_Your goal_:
Where the data below has the string "предприятиям", return the whole line.

-------- Given data

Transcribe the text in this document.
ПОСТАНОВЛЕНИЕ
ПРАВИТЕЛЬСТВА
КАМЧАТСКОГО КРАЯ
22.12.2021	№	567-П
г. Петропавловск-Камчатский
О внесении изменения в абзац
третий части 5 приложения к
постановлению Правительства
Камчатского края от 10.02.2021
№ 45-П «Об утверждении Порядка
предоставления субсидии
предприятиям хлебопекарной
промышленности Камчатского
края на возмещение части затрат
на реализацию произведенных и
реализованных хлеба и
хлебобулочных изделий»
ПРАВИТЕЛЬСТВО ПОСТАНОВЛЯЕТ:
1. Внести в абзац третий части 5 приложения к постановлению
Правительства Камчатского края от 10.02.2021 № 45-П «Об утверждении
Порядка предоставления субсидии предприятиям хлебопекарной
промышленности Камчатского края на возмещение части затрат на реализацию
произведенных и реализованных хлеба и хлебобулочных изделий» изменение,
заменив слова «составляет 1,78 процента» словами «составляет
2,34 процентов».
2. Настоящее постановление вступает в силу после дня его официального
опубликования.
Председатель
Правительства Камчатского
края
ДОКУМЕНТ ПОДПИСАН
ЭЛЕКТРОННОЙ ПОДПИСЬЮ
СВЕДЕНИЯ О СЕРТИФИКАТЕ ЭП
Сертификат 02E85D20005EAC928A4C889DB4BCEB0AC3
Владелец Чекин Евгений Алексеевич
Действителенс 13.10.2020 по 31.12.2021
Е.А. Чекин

----------------

_Result of the task_:
предприятиям хлебопекарной
Порядка предоставления субсидии предприятиям хлебопекарной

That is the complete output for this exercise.